Work out how many lines have "second" in them. Give only that number.

((

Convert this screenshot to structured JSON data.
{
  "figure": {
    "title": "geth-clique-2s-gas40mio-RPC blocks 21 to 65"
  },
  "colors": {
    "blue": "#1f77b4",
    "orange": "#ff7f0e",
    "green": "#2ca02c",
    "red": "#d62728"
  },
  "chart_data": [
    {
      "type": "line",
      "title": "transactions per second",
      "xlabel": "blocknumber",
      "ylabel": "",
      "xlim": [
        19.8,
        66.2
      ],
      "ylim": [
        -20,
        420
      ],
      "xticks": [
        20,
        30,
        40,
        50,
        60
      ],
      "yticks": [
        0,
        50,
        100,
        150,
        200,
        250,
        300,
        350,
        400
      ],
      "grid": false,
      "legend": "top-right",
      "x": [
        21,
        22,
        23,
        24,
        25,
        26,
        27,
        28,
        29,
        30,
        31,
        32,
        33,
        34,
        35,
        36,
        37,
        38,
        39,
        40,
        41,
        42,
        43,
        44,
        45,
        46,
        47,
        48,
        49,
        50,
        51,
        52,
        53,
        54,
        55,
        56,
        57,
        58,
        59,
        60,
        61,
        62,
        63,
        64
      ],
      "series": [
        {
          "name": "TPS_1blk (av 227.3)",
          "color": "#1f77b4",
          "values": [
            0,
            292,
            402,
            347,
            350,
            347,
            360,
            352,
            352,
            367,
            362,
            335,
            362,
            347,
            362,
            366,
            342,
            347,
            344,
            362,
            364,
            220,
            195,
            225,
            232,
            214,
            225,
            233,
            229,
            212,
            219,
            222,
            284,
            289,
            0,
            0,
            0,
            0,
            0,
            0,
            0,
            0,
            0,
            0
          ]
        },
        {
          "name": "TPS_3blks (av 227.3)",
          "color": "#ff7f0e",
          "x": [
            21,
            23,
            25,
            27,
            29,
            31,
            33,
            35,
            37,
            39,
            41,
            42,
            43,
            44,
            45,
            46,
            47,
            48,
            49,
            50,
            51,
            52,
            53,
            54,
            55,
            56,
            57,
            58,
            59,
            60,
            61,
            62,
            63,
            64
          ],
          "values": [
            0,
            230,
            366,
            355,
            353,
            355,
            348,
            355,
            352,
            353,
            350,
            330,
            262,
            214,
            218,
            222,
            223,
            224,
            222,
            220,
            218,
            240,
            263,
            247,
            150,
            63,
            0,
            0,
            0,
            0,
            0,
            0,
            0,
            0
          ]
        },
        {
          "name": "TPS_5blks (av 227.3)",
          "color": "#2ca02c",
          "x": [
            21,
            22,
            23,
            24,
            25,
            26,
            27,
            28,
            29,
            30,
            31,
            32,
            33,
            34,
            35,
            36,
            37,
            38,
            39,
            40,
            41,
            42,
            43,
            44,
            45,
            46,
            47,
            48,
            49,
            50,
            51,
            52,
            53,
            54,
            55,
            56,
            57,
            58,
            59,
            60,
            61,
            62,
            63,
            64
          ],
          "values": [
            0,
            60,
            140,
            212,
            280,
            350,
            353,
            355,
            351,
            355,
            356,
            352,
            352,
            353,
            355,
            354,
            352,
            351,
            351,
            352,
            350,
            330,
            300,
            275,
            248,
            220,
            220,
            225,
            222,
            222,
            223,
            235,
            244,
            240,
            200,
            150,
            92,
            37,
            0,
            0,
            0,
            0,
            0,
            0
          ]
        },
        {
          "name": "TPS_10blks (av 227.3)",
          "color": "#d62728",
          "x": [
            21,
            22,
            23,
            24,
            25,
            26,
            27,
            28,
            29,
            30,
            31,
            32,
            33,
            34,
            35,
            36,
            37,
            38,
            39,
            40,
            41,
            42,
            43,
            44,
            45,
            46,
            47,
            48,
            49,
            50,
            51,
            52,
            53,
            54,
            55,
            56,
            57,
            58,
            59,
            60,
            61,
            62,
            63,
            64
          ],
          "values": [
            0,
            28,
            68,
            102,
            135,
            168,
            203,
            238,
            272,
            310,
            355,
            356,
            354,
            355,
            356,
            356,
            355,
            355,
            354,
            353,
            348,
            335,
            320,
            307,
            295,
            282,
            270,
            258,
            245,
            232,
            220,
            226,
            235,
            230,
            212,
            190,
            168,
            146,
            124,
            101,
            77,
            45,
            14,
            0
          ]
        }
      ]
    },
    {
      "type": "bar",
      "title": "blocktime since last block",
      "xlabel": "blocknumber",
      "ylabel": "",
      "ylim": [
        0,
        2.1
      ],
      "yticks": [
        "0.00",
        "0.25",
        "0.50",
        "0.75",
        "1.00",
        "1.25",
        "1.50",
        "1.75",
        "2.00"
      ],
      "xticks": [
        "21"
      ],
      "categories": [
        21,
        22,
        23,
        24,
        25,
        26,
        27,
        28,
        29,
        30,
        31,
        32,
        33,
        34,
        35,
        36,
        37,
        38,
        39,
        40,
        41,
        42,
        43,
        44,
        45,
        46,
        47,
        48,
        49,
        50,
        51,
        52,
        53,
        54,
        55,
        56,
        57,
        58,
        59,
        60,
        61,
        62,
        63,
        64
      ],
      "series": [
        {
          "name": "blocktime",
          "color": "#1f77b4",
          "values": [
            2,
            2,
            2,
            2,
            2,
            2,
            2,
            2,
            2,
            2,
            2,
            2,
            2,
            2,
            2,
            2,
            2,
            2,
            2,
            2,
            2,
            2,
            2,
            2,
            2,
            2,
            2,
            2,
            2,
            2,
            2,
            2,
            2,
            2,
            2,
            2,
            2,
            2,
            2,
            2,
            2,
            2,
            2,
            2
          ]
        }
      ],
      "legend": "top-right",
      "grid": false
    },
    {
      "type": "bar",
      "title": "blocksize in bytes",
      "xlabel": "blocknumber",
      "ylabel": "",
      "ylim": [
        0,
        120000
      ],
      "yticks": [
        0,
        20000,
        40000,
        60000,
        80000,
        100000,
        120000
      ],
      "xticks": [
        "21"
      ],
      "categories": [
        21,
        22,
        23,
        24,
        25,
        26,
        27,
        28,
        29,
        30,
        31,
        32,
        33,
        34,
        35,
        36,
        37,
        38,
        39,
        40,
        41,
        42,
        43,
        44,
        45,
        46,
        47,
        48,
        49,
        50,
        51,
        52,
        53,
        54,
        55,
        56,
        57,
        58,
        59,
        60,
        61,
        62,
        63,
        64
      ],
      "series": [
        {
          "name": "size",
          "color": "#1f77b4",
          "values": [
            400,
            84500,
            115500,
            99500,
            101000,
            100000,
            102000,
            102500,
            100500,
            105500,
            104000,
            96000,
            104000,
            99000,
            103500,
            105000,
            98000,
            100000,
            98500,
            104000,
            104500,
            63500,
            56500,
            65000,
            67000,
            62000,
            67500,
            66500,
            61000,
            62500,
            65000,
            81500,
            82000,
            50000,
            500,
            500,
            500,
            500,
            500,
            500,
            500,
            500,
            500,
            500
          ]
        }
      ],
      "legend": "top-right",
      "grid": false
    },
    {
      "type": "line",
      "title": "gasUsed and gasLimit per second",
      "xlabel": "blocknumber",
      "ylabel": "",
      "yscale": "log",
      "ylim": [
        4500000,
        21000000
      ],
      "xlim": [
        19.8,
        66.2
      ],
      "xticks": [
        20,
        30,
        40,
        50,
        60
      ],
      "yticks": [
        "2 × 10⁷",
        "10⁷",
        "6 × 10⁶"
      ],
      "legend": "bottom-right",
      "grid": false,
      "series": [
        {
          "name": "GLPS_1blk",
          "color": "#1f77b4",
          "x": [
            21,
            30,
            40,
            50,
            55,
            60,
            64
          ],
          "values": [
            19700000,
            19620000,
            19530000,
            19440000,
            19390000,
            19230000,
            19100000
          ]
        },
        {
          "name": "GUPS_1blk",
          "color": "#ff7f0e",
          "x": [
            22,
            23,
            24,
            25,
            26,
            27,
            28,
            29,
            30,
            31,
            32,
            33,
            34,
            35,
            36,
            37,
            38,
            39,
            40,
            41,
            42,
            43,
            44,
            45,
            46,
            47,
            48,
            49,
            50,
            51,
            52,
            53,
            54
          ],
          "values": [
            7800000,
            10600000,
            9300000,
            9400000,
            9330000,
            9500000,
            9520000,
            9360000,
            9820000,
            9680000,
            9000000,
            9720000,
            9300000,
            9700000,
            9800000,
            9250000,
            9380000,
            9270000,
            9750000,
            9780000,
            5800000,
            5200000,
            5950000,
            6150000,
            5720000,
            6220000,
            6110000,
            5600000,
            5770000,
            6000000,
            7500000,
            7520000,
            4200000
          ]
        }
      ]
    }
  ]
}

))

**SOLUTION FOR THIS PROBLEM**
2